-- Begin TASK INPUT --

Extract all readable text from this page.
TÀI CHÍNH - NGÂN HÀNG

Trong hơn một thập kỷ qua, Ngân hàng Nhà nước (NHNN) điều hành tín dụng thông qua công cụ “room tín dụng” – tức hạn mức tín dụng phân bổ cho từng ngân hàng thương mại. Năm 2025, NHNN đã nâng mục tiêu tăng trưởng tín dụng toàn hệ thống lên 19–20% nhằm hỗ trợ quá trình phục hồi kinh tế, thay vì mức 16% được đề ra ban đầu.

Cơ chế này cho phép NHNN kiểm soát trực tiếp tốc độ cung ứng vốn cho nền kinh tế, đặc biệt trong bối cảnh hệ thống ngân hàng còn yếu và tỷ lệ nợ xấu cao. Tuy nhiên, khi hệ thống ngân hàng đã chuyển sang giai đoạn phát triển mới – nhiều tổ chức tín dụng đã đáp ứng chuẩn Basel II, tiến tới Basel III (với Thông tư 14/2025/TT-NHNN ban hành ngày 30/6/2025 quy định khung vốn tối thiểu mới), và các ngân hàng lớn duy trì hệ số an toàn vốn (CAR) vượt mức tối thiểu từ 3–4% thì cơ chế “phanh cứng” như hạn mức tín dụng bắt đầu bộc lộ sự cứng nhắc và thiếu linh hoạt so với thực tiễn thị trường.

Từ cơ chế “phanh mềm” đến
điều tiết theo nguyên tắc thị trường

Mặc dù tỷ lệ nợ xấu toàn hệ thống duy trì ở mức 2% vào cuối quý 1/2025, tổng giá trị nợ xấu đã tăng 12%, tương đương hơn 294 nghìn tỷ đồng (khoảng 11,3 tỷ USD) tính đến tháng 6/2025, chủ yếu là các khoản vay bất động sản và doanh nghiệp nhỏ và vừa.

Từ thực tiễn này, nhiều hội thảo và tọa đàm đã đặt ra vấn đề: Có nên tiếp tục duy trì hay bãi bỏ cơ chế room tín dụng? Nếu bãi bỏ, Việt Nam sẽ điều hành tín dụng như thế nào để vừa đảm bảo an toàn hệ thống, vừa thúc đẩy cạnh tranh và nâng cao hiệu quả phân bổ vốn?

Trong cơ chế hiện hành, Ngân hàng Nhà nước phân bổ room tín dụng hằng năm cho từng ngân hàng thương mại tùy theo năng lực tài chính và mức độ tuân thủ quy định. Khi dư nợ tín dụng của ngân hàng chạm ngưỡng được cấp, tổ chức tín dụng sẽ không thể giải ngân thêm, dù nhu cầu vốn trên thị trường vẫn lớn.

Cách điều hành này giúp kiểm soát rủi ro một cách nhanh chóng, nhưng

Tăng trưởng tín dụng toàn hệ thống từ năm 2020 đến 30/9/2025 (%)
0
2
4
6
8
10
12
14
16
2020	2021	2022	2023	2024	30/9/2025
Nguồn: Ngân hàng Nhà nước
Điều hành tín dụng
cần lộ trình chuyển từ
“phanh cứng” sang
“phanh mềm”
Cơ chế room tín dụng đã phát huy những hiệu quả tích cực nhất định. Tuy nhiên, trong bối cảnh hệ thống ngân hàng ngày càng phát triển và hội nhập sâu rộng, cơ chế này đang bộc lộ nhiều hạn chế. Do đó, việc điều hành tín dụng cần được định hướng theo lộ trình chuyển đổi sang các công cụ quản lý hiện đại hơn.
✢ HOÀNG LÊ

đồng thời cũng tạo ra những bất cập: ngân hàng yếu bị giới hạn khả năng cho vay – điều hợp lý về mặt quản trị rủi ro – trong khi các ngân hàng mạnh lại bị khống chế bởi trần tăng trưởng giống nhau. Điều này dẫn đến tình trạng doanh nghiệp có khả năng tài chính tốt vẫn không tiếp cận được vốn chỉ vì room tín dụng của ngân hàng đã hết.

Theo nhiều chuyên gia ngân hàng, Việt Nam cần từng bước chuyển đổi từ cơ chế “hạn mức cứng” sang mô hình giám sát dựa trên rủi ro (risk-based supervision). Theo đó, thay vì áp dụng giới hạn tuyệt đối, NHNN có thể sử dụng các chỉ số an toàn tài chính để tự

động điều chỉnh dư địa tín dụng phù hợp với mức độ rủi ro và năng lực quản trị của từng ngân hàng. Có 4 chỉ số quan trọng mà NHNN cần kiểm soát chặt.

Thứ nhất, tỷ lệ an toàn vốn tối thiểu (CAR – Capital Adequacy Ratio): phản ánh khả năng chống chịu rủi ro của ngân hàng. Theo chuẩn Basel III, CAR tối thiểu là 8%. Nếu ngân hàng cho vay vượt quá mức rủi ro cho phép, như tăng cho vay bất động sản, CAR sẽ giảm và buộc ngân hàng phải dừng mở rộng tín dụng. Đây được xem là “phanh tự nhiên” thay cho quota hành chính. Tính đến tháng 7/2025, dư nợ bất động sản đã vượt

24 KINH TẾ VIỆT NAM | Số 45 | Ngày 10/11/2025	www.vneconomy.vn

-- End TASK INPUT --

*WHAT THIS TASK INVOLVES*
Return the listing above word for word.

*ANSWER TO THIS EXERCISE*
Extract all readable text from this page.
TÀI CHÍNH - NGÂN HÀNG

Trong hơn một thập kỷ qua, Ngân hàng Nhà nước (NHNN) điều hành tín dụng thông qua công cụ “room tín dụng” – tức hạn mức tín dụng phân bổ cho từng ngân hàng thương mại. Năm 2025, NHNN đã nâng mục tiêu tăng trưởng tín dụng toàn hệ thống lên 19–20% nhằm hỗ trợ quá trình phục hồi kinh tế, thay vì mức 16% được đề ra ban đầu.

Cơ chế này cho phép NHNN kiểm soát trực tiếp tốc độ cung ứng vốn cho nền kinh tế, đặc biệt trong bối cảnh hệ thống ngân hàng còn yếu và tỷ lệ nợ xấu cao. Tuy nhiên, khi hệ thống ngân hàng đã chuyển sang giai đoạn phát triển mới – nhiều tổ chức tín dụng đã đáp ứng chuẩn Basel II, tiến tới Basel III (với Thông tư 14/2025/TT-NHNN ban hành ngày 30/6/2025 quy định khung vốn tối thiểu mới), và các ngân hàng lớn duy trì hệ số an toàn vốn (CAR) vượt mức tối thiểu từ 3–4% thì cơ chế “phanh cứng” như hạn mức tín dụng bắt đầu bộc lộ sự cứng nhắc và thiếu linh hoạt so với thực tiễn thị trường.

Từ cơ chế “phanh mềm” đến
điều tiết theo nguyên tắc thị trường

Mặc dù tỷ lệ nợ xấu toàn hệ thống duy trì ở mức 2% vào cuối quý 1/2025, tổng giá trị nợ xấu đã tăng 12%, tương đương hơn 294 nghìn tỷ đồng (khoảng 11,3 tỷ USD) tính đến tháng 6/2025, chủ yếu là các khoản vay bất động sản và doanh nghiệp nhỏ và vừa.

Từ thực tiễn này, nhiều hội thảo và tọa đàm đã đặt ra vấn đề: Có nên tiếp tục duy trì hay bãi bỏ cơ chế room tín dụng? Nếu bãi bỏ, Việt Nam sẽ điều hành tín dụng như thế nào để vừa đảm bảo an toàn hệ thống, vừa thúc đẩy cạnh tranh và nâng cao hiệu quả phân bổ vốn?

Trong cơ chế hiện hành, Ngân hàng Nhà nước phân bổ room tín dụng hằng năm cho từng ngân hàng thương mại tùy theo năng lực tài chính và mức độ tuân thủ quy định. Khi dư nợ tín dụng của ngân hàng chạm ngưỡng được cấp, tổ chức tín dụng sẽ không thể giải ngân thêm, dù nhu cầu vốn trên thị trường vẫn lớn.

Cách điều hành này giúp kiểm soát rủi ro một cách nhanh chóng, nhưng

Tăng trưởng tín dụng toàn hệ thống từ năm 2020 đến 30/9/2025 (%)
0
2
4
6
8
10
12
14
16
2020	2021	2022	2023	2024	30/9/2025
Nguồn: Ngân hàng Nhà nước
Điều hành tín dụng
cần lộ trình chuyển từ
“phanh cứng” sang
“phanh mềm”
Cơ chế room tín dụng đã phát huy những hiệu quả tích cực nhất định. Tuy nhiên, trong bối cảnh hệ thống ngân hàng ngày càng phát triển và hội nhập sâu rộng, cơ chế này đang bộc lộ nhiều hạn chế. Do đó, việc điều hành tín dụng cần được định hướng theo lộ trình chuyển đổi sang các công cụ quản lý hiện đại hơn.
✢ HOÀNG LÊ

đồng thời cũng tạo ra những bất cập: ngân hàng yếu bị giới hạn khả năng cho vay – điều hợp lý về mặt quản trị rủi ro – trong khi các ngân hàng mạnh lại bị khống chế bởi trần tăng trưởng giống nhau. Điều này dẫn đến tình trạng doanh nghiệp có khả năng tài chính tốt vẫn không tiếp cận được vốn chỉ vì room tín dụng của ngân hàng đã hết.

Theo nhiều chuyên gia ngân hàng, Việt Nam cần từng bước chuyển đổi từ cơ chế “hạn mức cứng” sang mô hình giám sát dựa trên rủi ro (risk-based supervision). Theo đó, thay vì áp dụng giới hạn tuyệt đối, NHNN có thể sử dụng các chỉ số an toàn tài chính để tự

động điều chỉnh dư địa tín dụng phù hợp với mức độ rủi ro và năng lực quản trị của từng ngân hàng. Có 4 chỉ số quan trọng mà NHNN cần kiểm soát chặt.

Thứ nhất, tỷ lệ an toàn vốn tối thiểu (CAR – Capital Adequacy Ratio): phản ánh khả năng chống chịu rủi ro của ngân hàng. Theo chuẩn Basel III, CAR tối thiểu là 8%. Nếu ngân hàng cho vay vượt quá mức rủi ro cho phép, như tăng cho vay bất động sản, CAR sẽ giảm và buộc ngân hàng phải dừng mở rộng tín dụng. Đây được xem là “phanh tự nhiên” thay cho quota hành chính. Tính đến tháng 7/2025, dư nợ bất động sản đã vượt

24 KINH TẾ VIỆT NAM | Số 45 | Ngày 10/11/2025	www.vneconomy.vn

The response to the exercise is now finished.